-- Stored records start --

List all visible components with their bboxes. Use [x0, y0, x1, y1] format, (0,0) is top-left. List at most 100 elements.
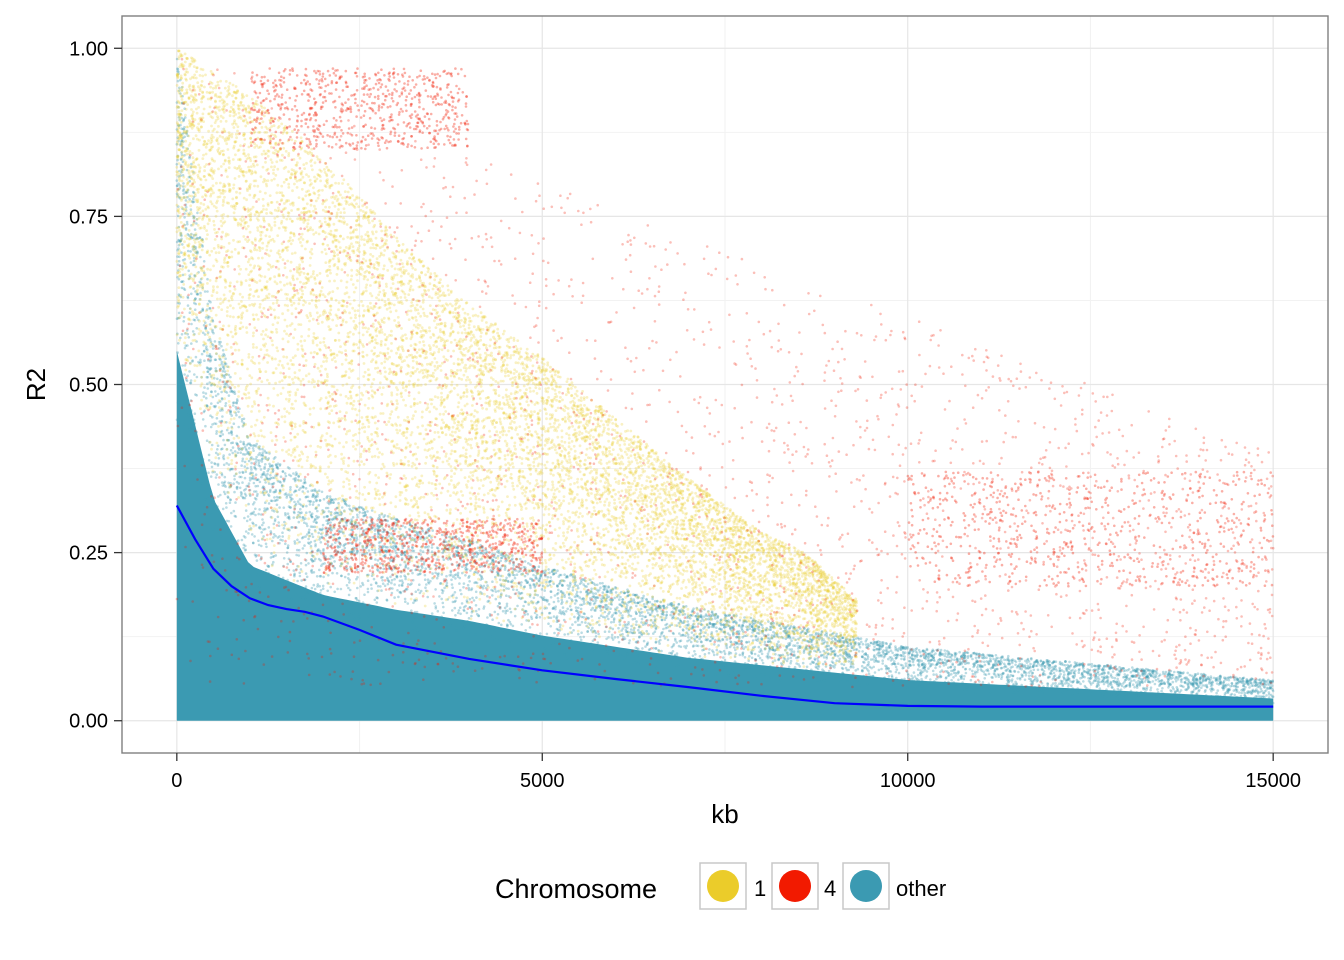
- point-other: [192, 214, 195, 218]
- point-other: [893, 662, 897, 666]
- point-other: [618, 598, 621, 601]
- point-other: [735, 621, 738, 624]
- point-other: [1262, 695, 1265, 698]
- point-other: [216, 558, 219, 562]
- point-other: [1253, 690, 1257, 693]
- point-other: [559, 623, 562, 627]
- point-other: [990, 654, 993, 657]
- point-other: [1113, 676, 1117, 680]
- point-other: [491, 594, 494, 597]
- point-other: [1007, 654, 1010, 658]
- point-other: [1096, 670, 1100, 673]
- point-other: [175, 179, 179, 182]
- point-other: [743, 656, 747, 659]
- point-other: [484, 638, 488, 642]
- point-other: [348, 504, 351, 508]
- point-other: [459, 588, 462, 592]
- point-other: [741, 624, 745, 628]
- point-other: [318, 568, 321, 572]
- point-other: [1006, 673, 1010, 677]
- point-other: [189, 261, 193, 264]
- point-other: [607, 586, 610, 589]
- point-other: [504, 553, 508, 557]
- point-other: [187, 269, 190, 273]
- point-other: [463, 609, 466, 613]
- point-other: [703, 653, 707, 656]
- point-other: [331, 571, 334, 575]
- point-other: [1211, 680, 1214, 683]
- point-other: [353, 617, 356, 621]
- point-other: [233, 490, 236, 494]
- point-other: [269, 464, 272, 468]
- point-other: [304, 597, 307, 601]
- point-other: [610, 603, 613, 606]
- point-other: [829, 673, 833, 676]
- point-other: [471, 596, 474, 600]
- point-other: [212, 331, 215, 335]
- point-other: [505, 587, 508, 590]
- point-other: [556, 569, 559, 572]
- point-other: [515, 557, 518, 561]
- point-other: [747, 666, 751, 669]
- point-other: [711, 622, 715, 626]
- point-other: [685, 644, 688, 648]
- point-other: [207, 299, 211, 303]
- point-other: [242, 417, 246, 421]
- point-other: [384, 545, 388, 549]
- point-other: [1098, 664, 1101, 667]
- point-other: [394, 549, 397, 553]
- point-other: [347, 593, 351, 597]
- point-other: [185, 379, 189, 383]
- point-other: [529, 586, 532, 590]
- point-other: [321, 594, 324, 598]
- point-other: [455, 596, 458, 600]
- point-other: [370, 509, 374, 512]
- point-other: [366, 579, 370, 582]
- point-other: [561, 600, 564, 604]
- point-other: [498, 578, 502, 582]
- point-other: [568, 574, 572, 577]
- point-other: [543, 647, 547, 650]
- point-other: [549, 624, 552, 628]
- point-other: [894, 665, 898, 669]
- point-other: [369, 583, 373, 587]
- point-other: [485, 550, 489, 554]
- point-other: [480, 585, 483, 588]
- point-other: [238, 471, 241, 474]
- point-other: [1239, 694, 1243, 698]
- point-other: [1098, 687, 1102, 690]
- point-other: [538, 576, 542, 580]
- point-other: [282, 527, 286, 530]
- point-other: [491, 618, 494, 621]
- point-other: [1130, 679, 1133, 683]
- point-other: [242, 440, 245, 444]
- point-other: [823, 640, 827, 643]
- point-other: [279, 481, 282, 484]
- point-other: [473, 622, 477, 625]
- point-other: [989, 690, 992, 694]
- point-other: [613, 596, 616, 600]
- point-other: [908, 651, 911, 655]
- point-other: [225, 383, 228, 386]
- point-other: [320, 528, 324, 532]
- point-other: [381, 527, 385, 530]
- point-other: [221, 433, 225, 436]
- point-other: [210, 402, 213, 405]
- point-other: [894, 645, 897, 648]
- point-other: [833, 663, 837, 667]
- grid-lines: [122, 16, 1328, 753]
- point-other: [568, 596, 571, 600]
- point-other: [237, 425, 240, 429]
- point-other: [847, 660, 850, 663]
- point-other: [1016, 677, 1019, 680]
- point-other: [430, 612, 434, 615]
- point-other: [1145, 688, 1148, 691]
- point-other: [790, 639, 793, 642]
- point-other: [1017, 670, 1020, 674]
- point-other: [782, 660, 785, 663]
- point-other: [175, 418, 179, 422]
- point-other: [407, 572, 410, 576]
- point-other: [381, 582, 385, 585]
- point-other: [1201, 684, 1205, 687]
- point-other: [619, 653, 622, 656]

-- Stored records end --

> _Task to complete_
Copy out every line of the lines above that contains the string "most".

> _Exercise result_
List all visible components with their bboxes. Use [x0, y0, x1, y1] format, (0,0) is top-left. List at most 100 elements.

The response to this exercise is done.